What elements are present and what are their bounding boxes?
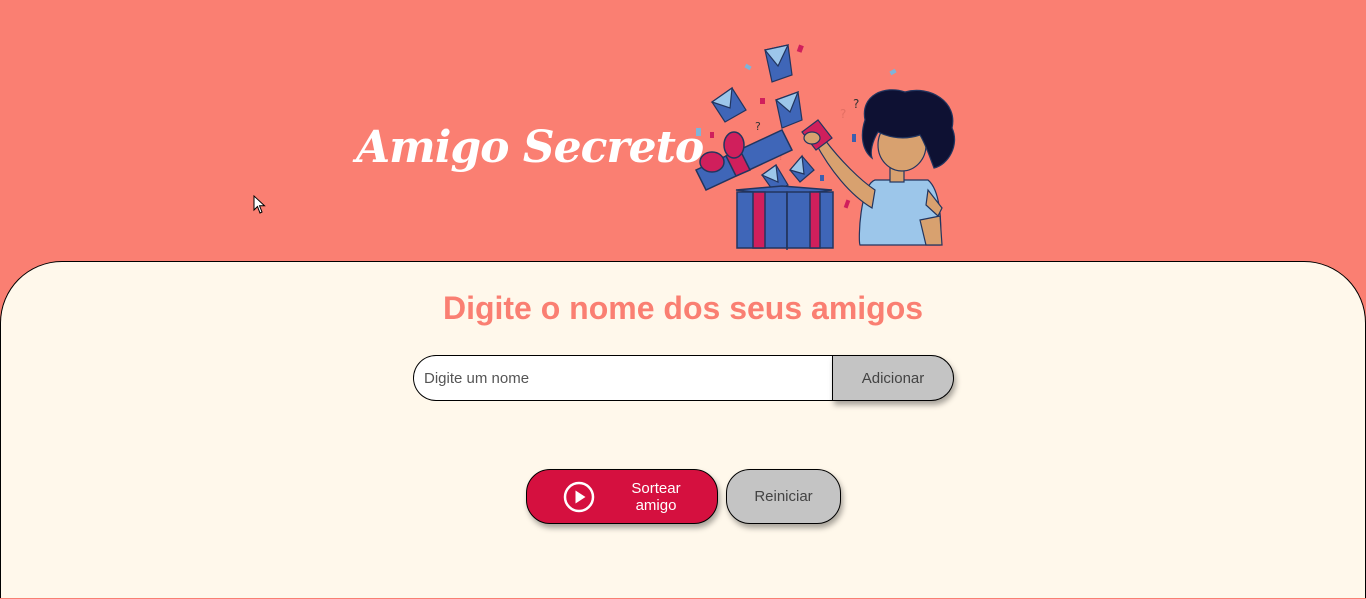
app-title: Amigo Secreto xyxy=(356,122,704,173)
main-panel: Digite o nome dos seus amigos Adicionar … xyxy=(0,261,1366,598)
svg-text:?: ? xyxy=(840,107,846,121)
svg-text:?: ? xyxy=(853,97,859,111)
draw-friend-button[interactable]: Sortear amigo xyxy=(526,469,718,524)
page-heading: Digite o nome dos seus amigos xyxy=(442,290,924,326)
draw-friend-label: Sortear amigo xyxy=(631,480,681,514)
play-circle-icon xyxy=(563,481,595,513)
actions: Sortear amigo Reiniciar xyxy=(526,469,846,525)
gift-box-person-illustration: ? ? ? ? xyxy=(694,44,956,250)
reset-button[interactable]: Reiniciar xyxy=(726,469,841,524)
header: Amigo Secreto ? ? ? ? xyxy=(0,0,1366,262)
svg-text:?: ? xyxy=(755,120,761,133)
add-button[interactable]: Adicionar xyxy=(832,355,954,401)
mouse-cursor-icon xyxy=(253,195,266,214)
friend-name-input[interactable] xyxy=(413,355,835,401)
add-friend-form: Adicionar xyxy=(413,355,954,402)
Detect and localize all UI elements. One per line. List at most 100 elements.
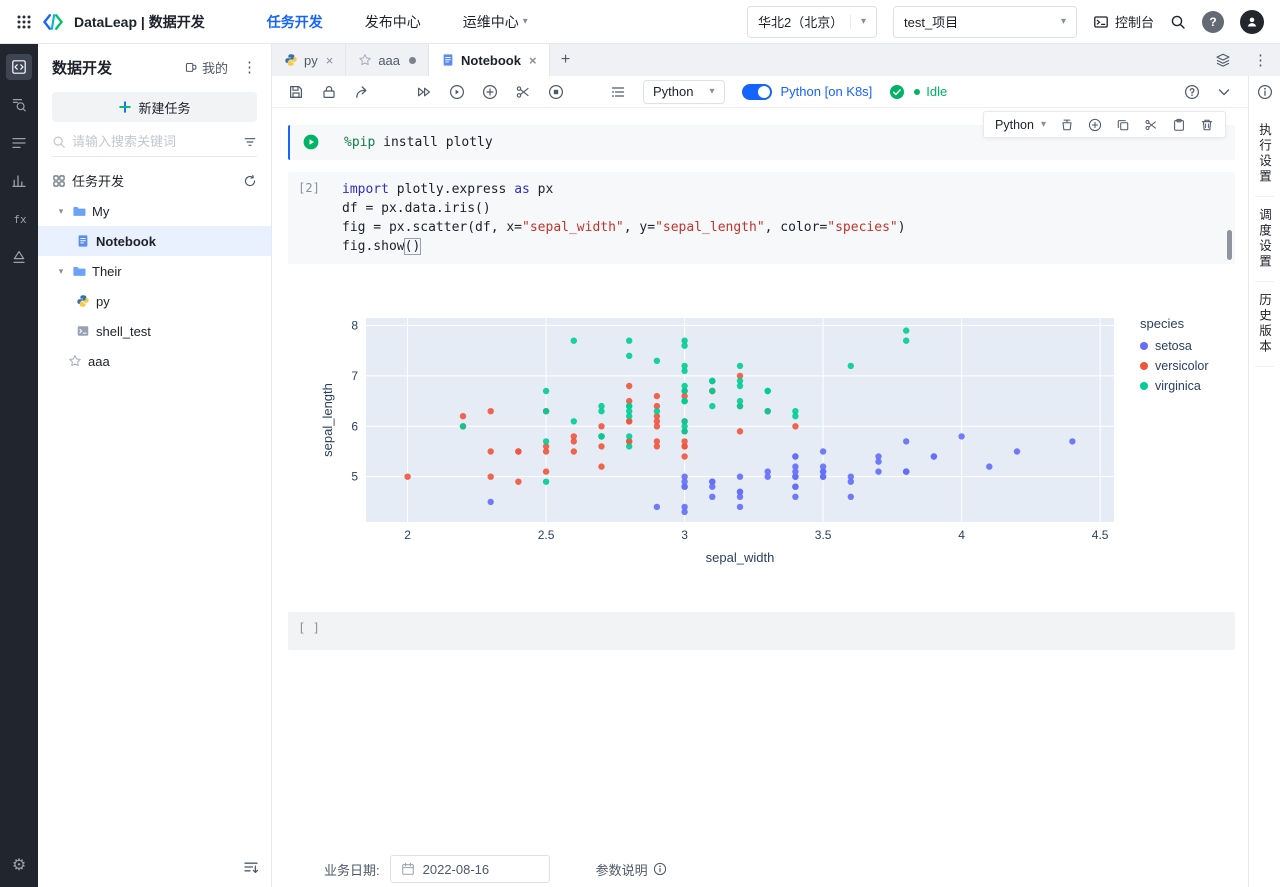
calendar-icon [401,862,415,876]
cut-cell-icon[interactable] [1144,118,1158,132]
kebab-menu-icon[interactable]: ⋮ [1253,51,1268,69]
legend-label: setosa [1155,339,1192,353]
tree-label: My [92,203,110,219]
save-icon[interactable] [288,84,304,100]
tab-notebook[interactable]: Notebook × [429,44,550,76]
delete-cell-icon[interactable] [1200,118,1214,132]
sidebar: 数据开发 我的 ⋮ 新建任务 任务开发 ▾ My [38,44,272,887]
run-cell-icon[interactable] [449,84,465,100]
info-circle-icon[interactable] [1257,84,1273,100]
execution-count: [2] [298,181,320,195]
params-help[interactable]: 参数说明 [596,860,667,879]
plus-icon [118,100,132,114]
run-all-icon[interactable] [416,84,432,100]
nav-publish-center[interactable]: 发布中心 [365,12,421,32]
chevron-down-icon: ▾ [1060,15,1066,27]
function-icon[interactable] [6,206,32,232]
console-link[interactable]: 控制台 [1093,12,1154,31]
runtime-toggle[interactable] [741,83,772,100]
help-button[interactable]: ? [1202,10,1224,33]
layers-icon[interactable] [1215,52,1231,68]
new-task-button[interactable]: 新建任务 [52,92,257,122]
data-quality-icon[interactable] [6,168,32,194]
lock-icon[interactable] [321,84,337,100]
kernel-select[interactable]: Python ▾ [643,79,725,104]
brand-title: DataLeap | 数据开发 [74,13,205,30]
code-line: df = px.data.iris() [342,201,491,216]
scope-toggle[interactable]: 我的 [184,58,228,77]
business-date-picker[interactable] [389,855,550,883]
avatar[interactable] [1240,9,1264,34]
tab-exec-settings[interactable]: 执行设置 [1255,112,1274,197]
tree-item-py[interactable]: py [38,286,271,316]
notebook-icon [76,234,90,248]
grid-section-icon [52,174,66,188]
tree-item-shell-test[interactable]: shell_test [38,316,271,346]
code-line: fig = px.scatter(df, x="sepal_width", y=… [342,220,906,235]
release-icon[interactable] [6,244,32,270]
tab-schedule-settings[interactable]: 调度设置 [1255,197,1274,282]
nav-ops-center[interactable]: 运维中心 ▾ [463,12,528,32]
question-glyph: ? [1209,14,1217,29]
close-icon[interactable]: × [326,53,334,68]
settings-gear-icon[interactable]: ⚙ [12,855,26,875]
tab-label: py [304,52,318,68]
nav-ops-center-label: 运维中心 [462,13,519,30]
kernel-ok-icon [889,84,905,100]
code-editor[interactable]: import plotly.express as px df = px.data.… [330,172,1235,264]
add-cell-icon[interactable] [482,84,498,100]
run-cell-button[interactable] [303,134,319,150]
business-date-value[interactable] [422,861,539,877]
question-circle-icon[interactable] [1184,84,1200,100]
chevron-down-icon: ▾ [709,85,715,97]
star-icon [68,354,82,368]
tab-py[interactable]: py × [272,44,347,76]
tab-history-versions[interactable]: 历史版本 [1255,282,1274,367]
data-catalog-icon[interactable] [6,130,32,156]
svg-text:3: 3 [681,528,688,542]
copy-cell-icon[interactable] [1116,118,1130,132]
close-icon[interactable]: × [529,53,537,68]
add-cell-icon[interactable] [1088,118,1102,132]
notebook-cell-plot[interactable]: [2] import plotly.express as px df = px.d… [288,172,1235,264]
sort-toggle-icon[interactable] [243,859,259,875]
tree-item-aaa[interactable]: aaa [38,346,271,376]
new-tab-button[interactable]: + [550,44,582,76]
legend-item-setosa[interactable]: setosa [1140,339,1209,353]
collapse-chevron-icon[interactable] [1216,84,1232,100]
cell-language-select[interactable]: Python ▾ [995,118,1046,132]
cell-scrollbar-thumb[interactable] [1227,230,1232,260]
search-icon[interactable] [1170,14,1186,30]
project-select-value: test_项目 [903,15,959,30]
project-select[interactable]: test_项目 ▾ [892,5,1077,38]
tree-folder-their[interactable]: ▾ Their [38,256,271,286]
data-explore-icon[interactable] [6,92,32,118]
nav-task-dev[interactable]: 任务开发 [267,12,323,32]
tree-folder-my[interactable]: ▾ My [38,196,271,226]
paste-cell-icon[interactable] [1172,118,1186,132]
notebook-cell-empty[interactable]: [ ] [288,612,1235,650]
outline-icon[interactable] [610,84,626,100]
refresh-icon[interactable] [243,174,257,188]
notebook-canvas[interactable]: Python ▾ %pip install plotly [2] import … [272,108,1248,851]
editor-tabbar: py × aaa Notebook × + ⋮ [272,44,1280,76]
clear-outputs-icon[interactable] [1060,118,1074,132]
legend-item-virginica[interactable]: virginica [1140,379,1209,393]
kebab-menu-icon[interactable]: ⋮ [242,58,257,76]
interrupt-kernel-icon[interactable] [548,84,564,100]
data-dev-icon[interactable] [6,54,32,80]
plot-output: 2 2.5 3 3.5 4 4.5 5 6 7 8 sepal_width sepal_length … [320,312,1248,568]
filter-icon[interactable] [243,135,257,149]
chevron-down-icon[interactable]: ▾ [56,266,66,277]
cut-cell-icon[interactable] [515,84,531,100]
region-select[interactable]: 华北2（北京） ▾ [746,5,877,38]
svg-text:5: 5 [351,470,358,484]
apps-grid-icon[interactable] [16,14,32,30]
submit-icon[interactable] [354,84,370,100]
svg-text:4.5: 4.5 [1092,528,1109,542]
legend-item-versicolor[interactable]: versicolor [1140,359,1209,373]
tree-item-notebook[interactable]: Notebook [38,226,271,256]
tab-aaa[interactable]: aaa [346,44,430,76]
search-input[interactable] [72,134,237,149]
chevron-down-icon[interactable]: ▾ [56,206,66,217]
════════════════
PROBLEM TO WORK ON >>
Rewrite the records above, changing every "kebab-menu-icon" to "overflow-menu-icon" and keeping everything else the same. Omit the pictures from your answer.

FINISHED EXERCISE >>
What elements are present and what are their bounding boxes?
app-title: Amigo Secreto xyxy=(356,122,704,173)
main-panel: Digite o nome dos seus amigos Adicionar … xyxy=(0,261,1366,598)
svg-text:?: ? xyxy=(840,107,846,121)
svg-text:?: ? xyxy=(853,97,859,111)
draw-friend-button[interactable]: Sortear amigo xyxy=(526,469,718,524)
page-heading: Digite o nome dos seus amigos xyxy=(442,290,924,326)
draw-friend-label: Sortear amigo xyxy=(631,480,681,514)
play-circle-icon xyxy=(563,481,595,513)
actions: Sortear amigo Reiniciar xyxy=(526,469,846,525)
gift-box-person-illustration: ? ? ? ? xyxy=(694,44,956,250)
reset-button[interactable]: Reiniciar xyxy=(726,469,841,524)
header: Amigo Secreto ? ? ? ? xyxy=(0,0,1366,262)
svg-text:?: ? xyxy=(755,120,761,133)
add-button[interactable]: Adicionar xyxy=(832,355,954,401)
mouse-cursor-icon xyxy=(253,195,266,214)
friend-name-input[interactable] xyxy=(413,355,835,401)
add-friend-form: Adicionar xyxy=(413,355,954,402)
Detect and localize all UI elements. One per line. List at most 100 elements.
calendar-icon [401,862,415,876]
cut-cell-icon[interactable] [1144,118,1158,132]
overflow-menu-icon[interactable]: ⋮ [1253,51,1268,69]
legend-label: setosa [1155,339,1192,353]
tree-label: My [92,203,110,219]
save-icon[interactable] [288,84,304,100]
tab-notebook[interactable]: Notebook × [429,44,550,76]
delete-cell-icon[interactable] [1200,118,1214,132]
sidebar: 数据开发 我的 ⋮ 新建任务 任务开发 ▾ My [38,44,272,887]
run-cell-icon[interactable] [449,84,465,100]
info-circle-icon[interactable] [1257,84,1273,100]
execution-count: [2] [298,181,320,195]
params-help[interactable]: 参数说明 [596,860,667,879]
plus-icon [118,100,132,114]
run-all-icon[interactable] [416,84,432,100]
nav-publish-center[interactable]: 发布中心 [365,12,421,32]
chevron-down-icon: ▾ [1060,15,1066,27]
function-icon[interactable] [6,206,32,232]
console-link[interactable]: 控制台 [1093,12,1154,31]
runtime-toggle[interactable] [741,83,772,100]
help-button[interactable]: ? [1202,10,1224,33]
layers-icon[interactable] [1215,52,1231,68]
new-task-button[interactable]: 新建任务 [52,92,257,122]
data-quality-icon[interactable] [6,168,32,194]
lock-icon[interactable] [321,84,337,100]
kernel-select[interactable]: Python ▾ [643,79,725,104]
brand-title: DataLeap | 数据开发 [74,13,205,30]
code-line: df = px.data.iris() [342,201,491,216]
scope-toggle[interactable]: 我的 [184,58,228,77]
business-date-picker[interactable] [389,855,550,883]
avatar[interactable] [1240,9,1264,34]
tab-exec-settings[interactable]: 执行设置 [1255,112,1274,197]
tree-item-py[interactable]: py [38,286,271,316]
notebook-icon [76,234,90,248]
grid-section-icon [52,174,66,188]
tree-item-shell-test[interactable]: shell_test [38,316,271,346]
code-line: fig = px.scatter(df, x="sepal_width", y=… [342,220,906,235]
release-icon[interactable] [6,244,32,270]
tab-schedule-settings[interactable]: 调度设置 [1255,197,1274,282]
nav-ops-center[interactable]: 运维中心 ▾ [463,12,528,32]
question-glyph: ? [1209,14,1217,29]
close-icon[interactable]: × [326,53,334,68]
settings-gear-icon[interactable]: ⚙ [12,855,26,875]
tab-label: py [304,52,318,68]
nav-ops-center-label: 运维中心 [462,13,519,30]
kernel-ok-icon [889,84,905,100]
code-editor[interactable]: import plotly.express as px df = px.data.… [330,172,1235,264]
add-cell-icon[interactable] [482,84,498,100]
run-cell-button[interactable] [303,134,319,150]
business-date-value[interactable] [422,861,539,877]
question-circle-icon[interactable] [1184,84,1200,100]
chevron-down-icon: ▾ [709,85,715,97]
star-icon [68,354,82,368]
tab-py[interactable]: py × [272,44,347,76]
tab-history-versions[interactable]: 历史版本 [1255,282,1274,367]
data-catalog-icon[interactable] [6,130,32,156]
svg-text:3: 3 [681,528,688,542]
copy-cell-icon[interactable] [1116,118,1130,132]
close-icon[interactable]: × [529,53,537,68]
add-cell-icon[interactable] [1088,118,1102,132]
notebook-cell-plot[interactable]: [2] import plotly.express as px df = px.d… [288,172,1235,264]
sort-toggle-icon[interactable] [243,859,259,875]
tree-item-aaa[interactable]: aaa [38,346,271,376]
new-tab-button[interactable]: + [550,44,582,76]
legend-item-setosa[interactable]: setosa [1140,339,1209,353]
collapse-chevron-icon[interactable] [1216,84,1232,100]
cell-language-select[interactable]: Python ▾ [995,118,1046,132]
cell-scrollbar-thumb[interactable] [1227,230,1232,260]
search-icon[interactable] [1170,14,1186,30]
project-select-value: test_项目 [903,15,959,30]
project-select[interactable]: test_项目 ▾ [892,5,1077,38]
tree-folder-their[interactable]: ▾ Their [38,256,271,286]
data-explore-icon[interactable] [6,92,32,118]
nav-task-dev[interactable]: 任务开发 [267,12,323,32]
tree-folder-my[interactable]: ▾ My [38,196,271,226]
paste-cell-icon[interactable] [1172,118,1186,132]
notebook-cell-empty[interactable]: [ ] [288,612,1235,650]
outline-icon[interactable] [610,84,626,100]
refresh-icon[interactable] [243,174,257,188]
notebook-canvas[interactable]: Python ▾ %pip install plotly [2] import … [272,108,1248,851]
editor-tabbar: py × aaa Notebook × + ⋮ [272,44,1280,76]
clear-outputs-icon[interactable] [1060,118,1074,132]
legend-item-virginica[interactable]: virginica [1140,379,1209,393]
overflow-menu-icon[interactable]: ⋮ [242,58,257,76]
interrupt-kernel-icon[interactable] [548,84,564,100]
data-dev-icon[interactable] [6,54,32,80]
plot-output: 2 2.5 3 3.5 4 4.5 5 6 7 8 sepal_width sepal_length … [320,312,1248,568]
filter-icon[interactable] [243,135,257,149]
chevron-down-icon[interactable]: ▾ [56,266,66,277]
cut-cell-icon[interactable] [515,84,531,100]
region-select[interactable]: 华北2（北京） ▾ [746,5,877,38]
svg-text:5: 5 [351,470,358,484]
apps-grid-icon[interactable] [16,14,32,30]
submit-icon[interactable] [354,84,370,100]
svg-text:4.5: 4.5 [1092,528,1109,542]
legend-item-versicolor[interactable]: versicolor [1140,359,1209,373]
tree-item-notebook[interactable]: Notebook [38,226,271,256]
tab-aaa[interactable]: aaa [346,44,430,76]
search-input[interactable] [72,134,237,149]
chevron-down-icon[interactable]: ▾ [56,206,66,217]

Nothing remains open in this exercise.